**Tasks to complete**
A. In the passage on renting versus buying a home, what share of Canadians owned their own home according to the 2016 survey?
B. Please carry on the passage on renting versus buying a home, picking up after its final sentence.

There are a lot of factors to consider – and a lot of opinions to listen to.
In Canada, there is a strong inclination to buy a home rather than rent. In fact, Canada has one of the highest rates of homeownership in the world. A survey in 2016 found that almost 70% of Canadians owned their own home. (Of course, this means that the demand for housing outpaces the available supply, making it much harder to find an affordable home.)
But, even if home ownership is more desirable, that does not necessarily make it the right choice for you at this stage in your life. There are many people for whom renting is the ideal situation.
In this blog, we will talk about the pros and cons of both renting and buying a home to help you consider which option is best for you.
Renting is often seen as worse than buying a home because renters don’t build any equity. Although you pay a monthly rent to live in your home or apartment, you don’t get any return from it. The residence is not yours, and never will be, no matter how long you stay. Your housing costs go towards helping your landlord to pay his/her mortgage on the property.
But renting is a great option for short-term living. If you are at a stage in life where things are still uncertain – you don’t have a stable job, you’re not ready to put down roots, etc. – then purchasing a house is not the best option.
Renting is flexible. You can sign a lease agreement for various lengths of time, or rent on a month-to-month basis, meaning you can move when you want or need to.
The monthly cost of rent is also generally cheaper than mortgage payments. Plus, it may include additional costs like utilities, hydro, and internet. This also makes your housing costs more stable and predictable, as there will never be additional unforeseen costs. The only time that could really change is if your landlord negotiates a new leasing price at the end of your agreement.
When you rent, maintenance and the associated cost is another thing you don’t have to worry about. Whether you have plumbing issues or the furnace needs to be replaced, you can leave all of those home repairs to your landlord to take care of. The only downside is that their timeline for getting it done might not be the same as yours.
With all of the money that you save on housing costs when you rent, you can invest that money into other things. Put it into an RRSP, go on a vacation, or save up for when you want to buy a home.

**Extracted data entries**
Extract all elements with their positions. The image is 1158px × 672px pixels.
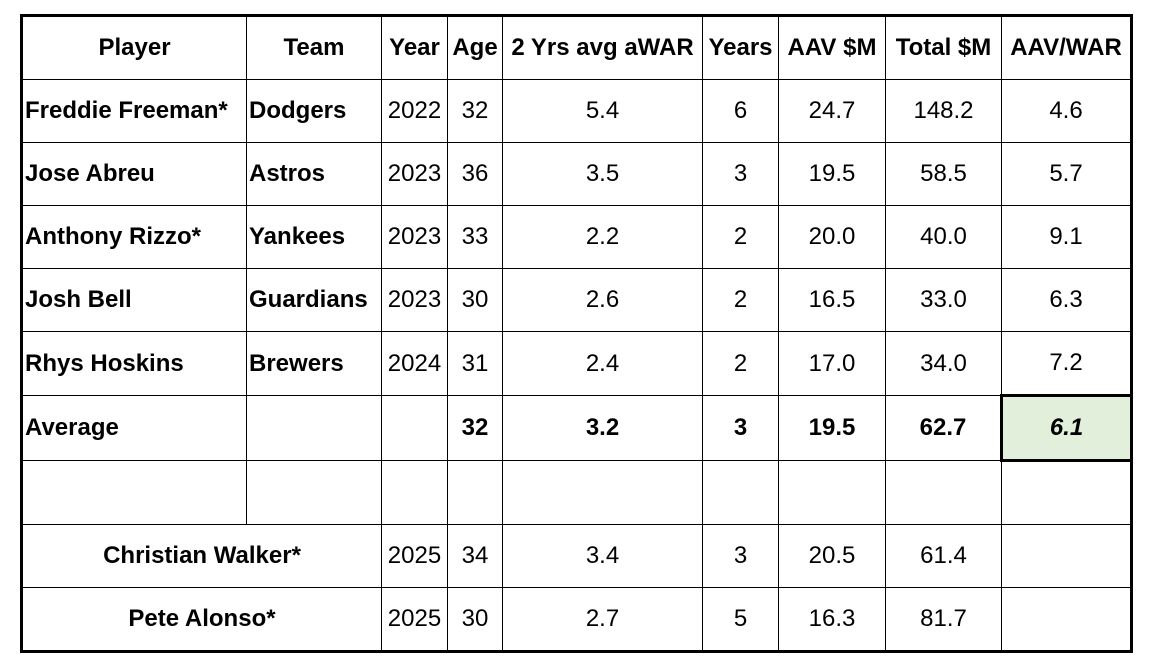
- blank-row: [21, 460, 1132, 525]
- years-cell: 6: [702, 79, 779, 143]
- age-cell: 32: [447, 79, 503, 143]
- year-cell: 2022: [381, 79, 448, 143]
- player-cell: Josh Bell: [21, 268, 247, 332]
- empty-cell: [21, 460, 247, 525]
- free-agent-row: Christian Walker* 2025 34 3.4 3 20.5 61.…: [21, 524, 1132, 588]
- header-aav: AAV $M: [778, 15, 886, 80]
- empty-cell: [246, 395, 382, 461]
- war-cell: 2.6: [502, 268, 703, 332]
- header-row: Player Team Year Age 2 Yrs avg aWAR Year…: [21, 15, 1132, 80]
- empty-cell: [447, 460, 503, 525]
- table-row: Josh Bell Guardians 2023 30 2.6 2 16.5 3…: [21, 268, 1132, 332]
- age-cell: 36: [447, 142, 503, 206]
- player-cell: Pete Alonso*: [21, 587, 382, 652]
- average-total: 62.7: [885, 395, 1002, 461]
- war-cell: 3.4: [502, 524, 703, 588]
- header-years: Years: [702, 15, 779, 80]
- years-cell: 2: [702, 331, 779, 396]
- years-cell: 3: [702, 142, 779, 206]
- years-cell: 2: [702, 268, 779, 332]
- aav-cell: 17.0: [778, 331, 886, 396]
- total-cell: 148.2: [885, 79, 1002, 143]
- aav-war-cell: 5.7: [1001, 142, 1132, 206]
- year-cell: 2023: [381, 142, 448, 206]
- average-label: Average: [21, 395, 247, 461]
- years-cell: 3: [702, 524, 779, 588]
- player-cell: Anthony Rizzo*: [21, 205, 247, 269]
- aav-war-cell: 9.1: [1001, 205, 1132, 269]
- empty-cell: [1001, 587, 1132, 652]
- aav-war-cell: 6.3: [1001, 268, 1132, 332]
- table-row: Freddie Freeman* Dodgers 2022 32 5.4 6 2…: [21, 79, 1132, 143]
- team-cell: Dodgers: [246, 79, 382, 143]
- total-cell: 81.7: [885, 587, 1002, 652]
- war-cell: 3.5: [502, 142, 703, 206]
- empty-cell: [778, 460, 886, 525]
- header-player: Player: [21, 15, 247, 80]
- average-war: 3.2: [502, 395, 703, 461]
- team-cell: Yankees: [246, 205, 382, 269]
- header-team: Team: [246, 15, 382, 80]
- year-cell: 2023: [381, 205, 448, 269]
- contracts-table: Player Team Year Age 2 Yrs avg aWAR Year…: [20, 14, 1133, 653]
- age-cell: 33: [447, 205, 503, 269]
- table-row: Anthony Rizzo* Yankees 2023 33 2.2 2 20.…: [21, 205, 1132, 269]
- average-row: Average 32 3.2 3 19.5 62.7 6.1: [21, 394, 1133, 462]
- aav-cell: 24.7: [778, 79, 886, 143]
- empty-cell: [885, 460, 1002, 525]
- year-cell: 2023: [381, 268, 448, 332]
- player-cell: Rhys Hoskins: [21, 331, 247, 396]
- header-war: 2 Yrs avg aWAR: [502, 15, 703, 80]
- average-aav-war-highlight[interactable]: 6.1: [1000, 394, 1133, 462]
- player-cell: Jose Abreu: [21, 142, 247, 206]
- player-cell: Christian Walker*: [21, 524, 382, 588]
- total-cell: 33.0: [885, 268, 1002, 332]
- years-cell: 2: [702, 205, 779, 269]
- average-age: 32: [447, 395, 503, 461]
- empty-cell: [381, 460, 448, 525]
- team-cell: Brewers: [246, 331, 382, 396]
- team-cell: Guardians: [246, 268, 382, 332]
- aav-cell: 16.5: [778, 268, 886, 332]
- war-cell: 2.4: [502, 331, 703, 396]
- war-cell: 2.2: [502, 205, 703, 269]
- year-cell: 2025: [381, 587, 448, 652]
- table-row: Rhys Hoskins Brewers 2024 31 2.4 2 17.0 …: [21, 331, 1132, 396]
- aav-war-cell: 7.2: [1001, 331, 1132, 396]
- empty-cell: [502, 460, 703, 525]
- empty-cell: [381, 395, 448, 461]
- aav-cell: 19.5: [778, 142, 886, 206]
- header-aav-war: AAV/WAR: [1001, 15, 1132, 80]
- player-cell: Freddie Freeman*: [21, 79, 247, 143]
- age-cell: 30: [447, 587, 503, 652]
- war-cell: 2.7: [502, 587, 703, 652]
- team-cell: Astros: [246, 142, 382, 206]
- average-aav: 19.5: [778, 395, 886, 461]
- empty-cell: [702, 460, 779, 525]
- aav-cell: 20.0: [778, 205, 886, 269]
- empty-cell: [1001, 460, 1132, 525]
- empty-cell: [246, 460, 382, 525]
- age-cell: 34: [447, 524, 503, 588]
- table-row: Jose Abreu Astros 2023 36 3.5 3 19.5 58.…: [21, 142, 1132, 206]
- aav-cell: 16.3: [778, 587, 886, 652]
- aav-cell: 20.5: [778, 524, 886, 588]
- year-cell: 2024: [381, 331, 448, 396]
- empty-cell: [1001, 524, 1132, 588]
- years-cell: 5: [702, 587, 779, 652]
- war-cell: 5.4: [502, 79, 703, 143]
- header-total: Total $M: [885, 15, 1002, 80]
- total-cell: 58.5: [885, 142, 1002, 206]
- age-cell: 31: [447, 331, 503, 396]
- average-years: 3: [702, 395, 779, 461]
- free-agent-row: Pete Alonso* 2025 30 2.7 5 16.3 81.7: [21, 587, 1132, 652]
- total-cell: 40.0: [885, 205, 1002, 269]
- age-cell: 30: [447, 268, 503, 332]
- total-cell: 61.4: [885, 524, 1002, 588]
- header-age: Age: [447, 15, 503, 80]
- aav-war-cell: 4.6: [1001, 79, 1132, 143]
- total-cell: 34.0: [885, 331, 1002, 396]
- year-cell: 2025: [381, 524, 448, 588]
- header-year: Year: [381, 15, 448, 80]
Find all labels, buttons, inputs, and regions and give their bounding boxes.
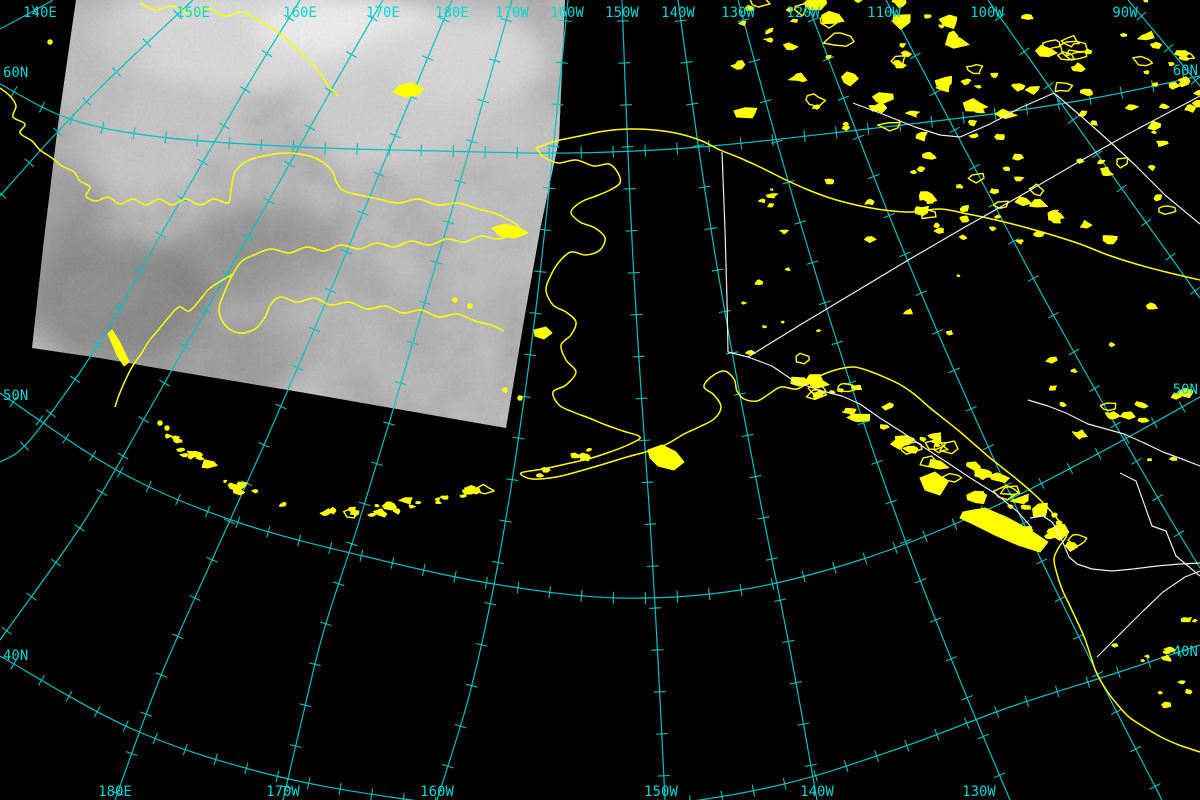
longitude-label-bottom: 130W (962, 784, 996, 800)
us-canada-border (1029, 515, 1200, 572)
islet (47, 39, 53, 45)
meridian-140W (677, 0, 818, 800)
satellite-image-swath (32, 0, 565, 428)
karaginsky-island (107, 329, 130, 367)
longitude-label-bottom: 180E (98, 784, 132, 800)
longitude-label-top: 140W (661, 5, 695, 21)
st-lawrence-island (491, 223, 529, 239)
longitude-label-top: 140E (23, 5, 57, 21)
coastline-layer (0, 0, 1200, 753)
yukon-nwt-border (852, 92, 1055, 138)
meridian-150W (621, 0, 666, 800)
meridian-110W (885, 0, 1200, 569)
alaska-canada-arctic-coast (535, 128, 1200, 281)
longitude-label-top: 120W (786, 5, 820, 21)
meridian-130W (737, 0, 1011, 800)
latitude-label-left: 60N (3, 65, 28, 81)
meridian-180E (114, 0, 453, 800)
nunivak-island (533, 326, 553, 340)
alaska-yukon-141w-border (721, 151, 749, 358)
islet (164, 425, 170, 431)
mackenzie-lakes (1045, 302, 1194, 462)
siberia-top-coast (139, 2, 339, 97)
islet (502, 387, 508, 393)
aleutian-islands (165, 433, 592, 519)
longitude-label-top: 160E (283, 5, 317, 21)
longitude-label-top: 90W (1112, 5, 1138, 21)
longitude-label-top: 150W (605, 5, 639, 21)
meridian-170W (282, 0, 513, 800)
longitude-label-top: 160W (550, 5, 584, 21)
interior-state-border (1119, 472, 1200, 577)
latitude-label-left: 50N (3, 388, 28, 404)
longitude-label-top: 170E (366, 5, 400, 21)
longitude-label-top: 100W (970, 5, 1004, 21)
kodiak-island (647, 444, 685, 471)
haida-gwaii (919, 471, 949, 496)
vancouver-island (959, 507, 1049, 553)
label-layer: 140E 150E 160E 170E 180E 170W 160W 150W 140W 130W… (3, 5, 1198, 800)
yukon-interior-lakes (741, 178, 969, 355)
se-corner-lakes (1111, 617, 1198, 709)
right-edge-islands (1147, 51, 1200, 148)
islet (157, 420, 163, 426)
longitude-label-bottom: 160W (420, 784, 454, 800)
longitude-label-top: 180E (435, 5, 469, 21)
longitude-label-bottom: 150W (644, 784, 678, 800)
latitude-label-right: 50N (1173, 382, 1198, 398)
meridian-140E (0, 0, 54, 30)
boundary-layer (721, 92, 1200, 658)
graticule-ticks (0, 4, 1200, 800)
latitude-label-right: 60N (1173, 63, 1198, 79)
nwt-diagonal-border (1053, 92, 1200, 225)
canadian-arctic-islands-mid (909, 130, 1177, 245)
latitude-label-left: 40N (3, 648, 28, 664)
longitude-label-top: 130W (721, 5, 755, 21)
islet (452, 297, 458, 303)
latitude-label-right: 40N (1173, 644, 1198, 660)
meridian-170E (0, 0, 384, 641)
chukotka-arctic-coast (0, 87, 520, 334)
islet (517, 395, 523, 401)
meridian-160W (436, 0, 569, 800)
meridian-100W (987, 0, 1200, 299)
longitude-label-top: 170W (495, 5, 529, 21)
islet (467, 303, 473, 309)
parallel-60N (0, 75, 1200, 154)
longitude-label-bottom: 170W (266, 784, 300, 800)
parallel-40N (0, 644, 1200, 800)
longitude-label-top: 110W (867, 5, 901, 21)
longitude-label-bottom: 140W (800, 784, 834, 800)
state-border-diagonal (1096, 570, 1200, 658)
kamchatka-coast (114, 273, 234, 408)
parallel-50N (0, 392, 1200, 599)
alaska-panhandle-border (747, 356, 1033, 529)
meridian-150E (0, 0, 194, 197)
wrangel-island (392, 82, 425, 98)
alexander-archipelago (790, 352, 1088, 552)
meridian-160E (0, 0, 301, 463)
bc-alberta-border (1027, 399, 1200, 467)
longitude-label-top: 150E (176, 5, 210, 21)
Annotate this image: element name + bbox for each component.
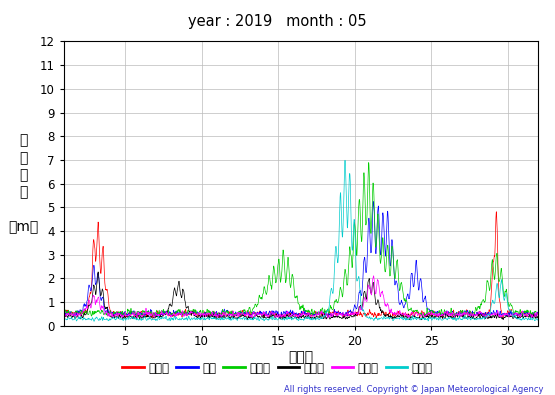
唐桑 — [60, 311, 67, 316]
唐桑 — [277, 314, 284, 319]
経ヶ屬 — [255, 314, 261, 319]
屋久島 — [264, 317, 270, 322]
生月島 — [60, 314, 67, 319]
上ノ国 — [60, 310, 67, 315]
Text: 有
義
波
高

（m）: 有 義 波 高 （m） — [8, 134, 39, 234]
屋久島 — [121, 316, 128, 321]
上ノ国 — [360, 312, 366, 316]
生月島 — [121, 313, 128, 318]
Line: 石廈崎: 石廈崎 — [64, 163, 538, 317]
X-axis label: （日）: （日） — [289, 351, 314, 365]
唐桑 — [535, 310, 542, 315]
Text: All rights reserved. Copyright © Japan Meteorological Agency: All rights reserved. Copyright © Japan M… — [284, 385, 544, 394]
唐桑 — [274, 312, 281, 316]
屋久島 — [377, 316, 384, 320]
唐桑 — [377, 252, 384, 256]
上ノ国 — [121, 313, 128, 318]
生月島 — [360, 303, 366, 308]
石廈崎 — [535, 314, 542, 318]
上ノ国 — [377, 312, 384, 317]
上ノ国 — [535, 312, 542, 317]
上ノ国 — [264, 313, 270, 318]
屋久島 — [274, 317, 281, 322]
屋久島 — [255, 315, 261, 320]
経ヶ屬 — [274, 314, 281, 318]
唐桑 — [264, 312, 270, 317]
屋久島 — [360, 307, 367, 312]
経ヶ屬 — [535, 316, 542, 321]
石廈崎 — [365, 160, 372, 165]
屋久島 — [535, 318, 542, 322]
経ヶ屬 — [60, 314, 67, 319]
経ヶ屬 — [121, 313, 128, 318]
石廈崎 — [274, 266, 281, 271]
石廈崎 — [264, 290, 270, 294]
屋久島 — [60, 318, 67, 323]
Legend: 上ノ国, 唐桑, 石廈崎, 経ヶ屬, 生月島, 屋久島: 上ノ国, 唐桑, 石廈崎, 経ヶ屬, 生月島, 屋久島 — [118, 357, 437, 379]
石廈崎 — [60, 312, 67, 317]
上ノ国 — [255, 310, 261, 315]
Line: 上ノ国: 上ノ国 — [64, 212, 538, 318]
経ヶ屬 — [264, 315, 270, 320]
石廈崎 — [255, 301, 261, 306]
生月島 — [535, 312, 542, 317]
経ヶ屬 — [377, 308, 384, 312]
石廈崎 — [360, 188, 366, 192]
石廈崎 — [121, 314, 128, 319]
経ヶ屬 — [360, 295, 366, 299]
生月島 — [370, 273, 377, 278]
Line: 生月島: 生月島 — [64, 276, 538, 318]
上ノ国 — [493, 209, 500, 214]
唐桑 — [360, 269, 366, 274]
経ヶ屬 — [95, 269, 102, 274]
Line: 屋久島: 屋久島 — [64, 160, 538, 321]
上ノ国 — [388, 316, 395, 321]
生月島 — [274, 313, 281, 318]
唐桑 — [121, 310, 128, 314]
Line: 経ヶ屬: 経ヶ屬 — [64, 272, 538, 320]
唐桑 — [255, 312, 261, 317]
生月島 — [255, 311, 261, 316]
唐桑 — [370, 199, 377, 204]
生月島 — [264, 314, 270, 319]
石廈崎 — [377, 258, 384, 262]
Text: year : 2019   month : 05: year : 2019 month : 05 — [188, 14, 367, 29]
生月島 — [325, 316, 331, 320]
Line: 唐桑: 唐桑 — [64, 201, 538, 317]
上ノ国 — [274, 313, 281, 318]
屋久島 — [342, 158, 349, 163]
経ヶ屬 — [418, 318, 425, 322]
屋久島 — [90, 319, 97, 324]
生月島 — [377, 292, 384, 297]
石廈崎 — [138, 314, 144, 319]
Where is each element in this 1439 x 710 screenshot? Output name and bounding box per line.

**Per-task outputs**
A. Almost 70%.

B.
In summary, here are the pros and cons of renting:
Buying a home, rather than renting, allows you to settle down and create your own home. There is a greater sense of belonging and community when you own a permanent residence. And you have the ability to make your home and lifestyle fit your personal vision.
This is, of course, a bigger time commitment. When you own a home, upkeep and repairs become a part of your responsibility. Caring for a larger property takes a lot of time and money.
Owning a home costs more overall than renting. Even if your monthly mortgage payments are cheaper than rent, there are other costs to factor in such as property taxes, repairs and maintenance, and homeowner’s insurance.
The benefit is that, if you stay in the home for more than 5 years, the cost will be worth it. Slowly but surely, you will build equity as your mortgage is paid off and you own more of your house.
Then, whenever you decide to sell, you will be able to make back the costs. This is because homes often continue to increase in value (although a sudden change in the market could see the price drop).
However, with all of the money you invest into your house, you will have less cash left over for other expenses.
In summary, here are the pros and cons of buying:
Should you rent or buy?
Deciding whether to rent or buy comes down to a couple of things: your current financial situation, your current lifestyle, and your goals for the near future.
In order to buy a home, you first need a stable job situation. If your life is in flux, or you are in a period of transition, it could be hard to get a mortgage. You need to be able to prove that you have had a stable income for two years before a lender will give you the money to buy a house. Besides, if your job situation is still changing, then you may want the flexibility of being able to move somewhere for work in a year or two.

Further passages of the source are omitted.